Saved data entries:

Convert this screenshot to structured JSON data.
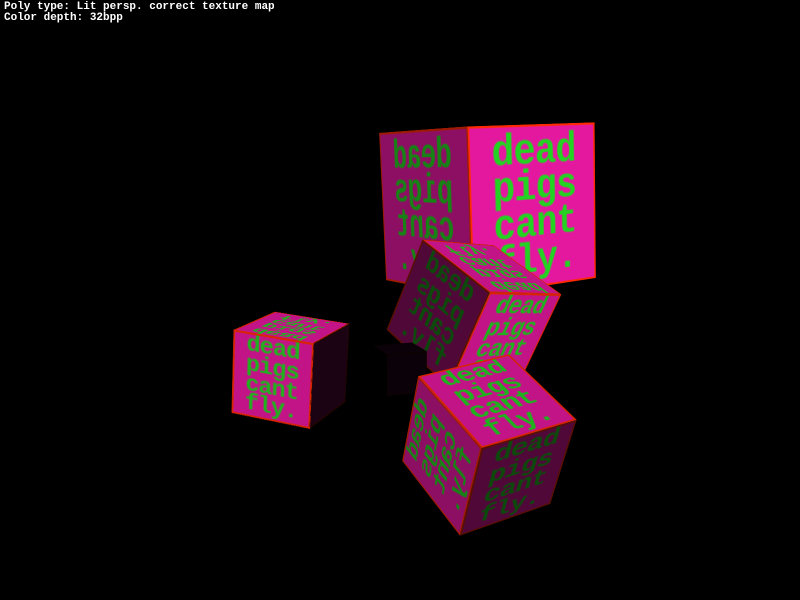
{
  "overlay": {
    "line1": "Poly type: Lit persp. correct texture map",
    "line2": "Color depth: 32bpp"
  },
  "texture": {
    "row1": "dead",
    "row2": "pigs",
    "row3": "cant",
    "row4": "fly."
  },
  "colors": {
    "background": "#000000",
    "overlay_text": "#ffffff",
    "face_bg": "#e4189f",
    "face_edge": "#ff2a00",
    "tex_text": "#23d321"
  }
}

◆ **GIVEN EXERCISE**: Go through the data above and transcribe it in full, omitting any image.

◆ **EXERCISE RESULT**:
Convert this screenshot to structured JSON data.
{
  "overlay": {
    "line1": "Poly type: Lit persp. correct texture map",
    "line2": "Color depth: 32bpp"
  },
  "texture": {
    "row1": "dead",
    "row2": "pigs",
    "row3": "cant",
    "row4": "fly."
  },
  "colors": {
    "background": "#000000",
    "overlay_text": "#ffffff",
    "face_bg": "#e4189f",
    "face_edge": "#ff2a00",
    "tex_text": "#23d321"
  }
}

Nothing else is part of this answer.